EXERCÍCIO PROPOSTO A:
Reproduza fielmente o trecho do texto sobre o suspense policial polonês, desde "Nos últimos tempos, produções" até "implacáveis do tempo.", inclusive.

TEXTO DE LEITURA:
/---
O melhor suspense policial polonês de 2024: O filme mais assistido do mundo na Netflix no momento Bartosz Mrozowski / Netflix

O melhor suspense policial polonês de 2024: O filme mais assistido do mundo na Netflix no momento

Nos últimos tempos, produções como “Assalto Brutal” têm ganhado espaço na cena cultural contemporânea da Polônia, explorando com riqueza de nuances — e, em certos momentos, uma deliberada ambiguidade — os resquícios do estado paranoico que dominou o país até a derrocada do regime comunista nos anos 1990. A recepção dessa abordagem pode ser analisada sob dois prismas contrastantes. Por um lado, essas narrativas funcionam como uma tentativa de revisão histórica, permitindo à sociedade confrontar traumas coletivos e ajustar contas consigo mesma. No entanto, há quem veja nesse movimento um desgaste temático, afastando aqueles que buscam algo mais leve e inovador. É nesse terreno instável que Michał Gazda se aventura, trazendo à tona uma história real soterrada pelas névoas implacáveis do tempo.

O ponto de partida é um erro simples, mas fatal: um alarme desativado, que resulta na morte de quatro funcionários e no que viria a se tornar um dos maiores roubos a banco da história da Polônia. A nação, ainda se reerguendo após quatro décadas de regime comunista, vê-se novamente diante do desafio de manter a estabilidade. A missão de investigar o caso recai sobre o detetive Tadeusz Gadacz, um homem com ambições de recuperar o prestígio perdido e restaurar sua relevância. Contudo, sua tarefa vai além da complexidade do crime em si: ele precisa navegar por um ambiente profissional onde a desconfiança é a norma, lidando com colegas mais jovens — muitos deles filhos dos antigos dirigentes socialistas, figuras outrora alvo da hostilidade policial. Nessa dinâmica, Olaf Lubaszenko entrega uma interpretação cuidadosa, captando as dualidades do protagonista: um misantropo marcado pela morte da esposa, mas ainda determinado a restabelecer uma conexão com a filha distante.
\---
Algumas entradas
/---
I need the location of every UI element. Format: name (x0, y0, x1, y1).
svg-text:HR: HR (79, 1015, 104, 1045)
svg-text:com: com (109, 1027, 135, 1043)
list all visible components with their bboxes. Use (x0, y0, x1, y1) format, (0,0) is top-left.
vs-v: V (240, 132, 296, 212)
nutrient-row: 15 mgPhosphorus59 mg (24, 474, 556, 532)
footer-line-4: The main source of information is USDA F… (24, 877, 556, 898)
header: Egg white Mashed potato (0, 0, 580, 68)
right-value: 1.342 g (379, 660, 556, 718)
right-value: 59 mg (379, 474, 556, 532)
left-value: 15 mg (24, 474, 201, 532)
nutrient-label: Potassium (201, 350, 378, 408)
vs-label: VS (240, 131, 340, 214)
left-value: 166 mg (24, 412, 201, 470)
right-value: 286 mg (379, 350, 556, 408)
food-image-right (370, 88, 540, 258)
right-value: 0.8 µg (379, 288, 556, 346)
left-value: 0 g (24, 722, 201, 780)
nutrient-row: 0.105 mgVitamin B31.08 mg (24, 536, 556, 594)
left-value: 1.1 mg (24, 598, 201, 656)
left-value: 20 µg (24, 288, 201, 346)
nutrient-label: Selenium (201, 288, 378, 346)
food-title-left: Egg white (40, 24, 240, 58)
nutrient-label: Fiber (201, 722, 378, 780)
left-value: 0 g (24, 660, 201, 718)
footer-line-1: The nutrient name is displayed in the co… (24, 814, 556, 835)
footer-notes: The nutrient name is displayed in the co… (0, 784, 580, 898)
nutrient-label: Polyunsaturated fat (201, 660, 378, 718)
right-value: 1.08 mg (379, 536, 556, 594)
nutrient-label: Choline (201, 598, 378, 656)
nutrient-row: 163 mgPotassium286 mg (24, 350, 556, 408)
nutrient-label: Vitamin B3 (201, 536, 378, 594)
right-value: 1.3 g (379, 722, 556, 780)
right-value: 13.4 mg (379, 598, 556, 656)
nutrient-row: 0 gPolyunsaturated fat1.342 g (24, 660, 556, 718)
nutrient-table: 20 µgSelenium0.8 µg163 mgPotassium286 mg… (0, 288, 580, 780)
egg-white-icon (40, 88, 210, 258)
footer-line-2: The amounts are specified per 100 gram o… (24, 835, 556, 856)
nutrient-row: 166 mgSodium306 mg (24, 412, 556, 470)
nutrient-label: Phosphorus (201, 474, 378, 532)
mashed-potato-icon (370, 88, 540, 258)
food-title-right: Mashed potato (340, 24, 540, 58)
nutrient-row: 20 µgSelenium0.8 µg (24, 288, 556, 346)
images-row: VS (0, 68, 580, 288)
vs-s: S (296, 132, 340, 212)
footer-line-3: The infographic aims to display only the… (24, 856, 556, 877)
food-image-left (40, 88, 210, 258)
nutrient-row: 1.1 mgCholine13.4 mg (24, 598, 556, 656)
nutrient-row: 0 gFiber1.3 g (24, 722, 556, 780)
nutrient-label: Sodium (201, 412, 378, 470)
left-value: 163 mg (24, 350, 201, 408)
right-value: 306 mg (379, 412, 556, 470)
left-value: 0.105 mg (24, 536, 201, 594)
\---
EXERCÍCIO PROPOSTO B:
Transcreva sem alterações as linhas das entradas acima, desde a primeira até a linha que contém "header: Egg white", inclusive.

RESPOSTA DO EXERCÍCIO A:
Nos últimos tempos, produções como “Assalto Brutal” têm ganhado espaço na cena cultural contemporânea da Polônia, explorando com riqueza de nuances — e, em certos momentos, uma deliberada ambiguidade — os resquícios do estado paranoico que dominou o país até a derrocada do regime comunista nos anos 1990. A recepção dessa abordagem pode ser analisada sob dois prismas contrastantes. Por um lado, essas narrativas funcionam como uma tentativa de revisão histórica, permitindo à sociedade confrontar traumas coletivos e ajustar contas consigo mesma. No entanto, há quem veja nesse movimento um desgaste temático, afastando aqueles que buscam algo mais leve e inovador. É nesse terreno instável que Michał Gazda se aventura, trazendo à tona uma história real soterrada pelas névoas implacáveis do tempo.

RESPOSTA DO EXERCÍCIO B:
I need the location of every UI element. Format: name (x0, y0, x1, y1).
svg-text:HR: HR (79, 1015, 104, 1045)
svg-text:com: com (109, 1027, 135, 1043)
list all visible components with their bboxes. Use (x0, y0, x1, y1) format, (0,0) is top-left.
vs-v: V (240, 132, 296, 212)
nutrient-row: 15 mgPhosphorus59 mg (24, 474, 556, 532)
footer-line-4: The main source of information is USDA F… (24, 877, 556, 898)
header: Egg white Mashed potato (0, 0, 580, 68)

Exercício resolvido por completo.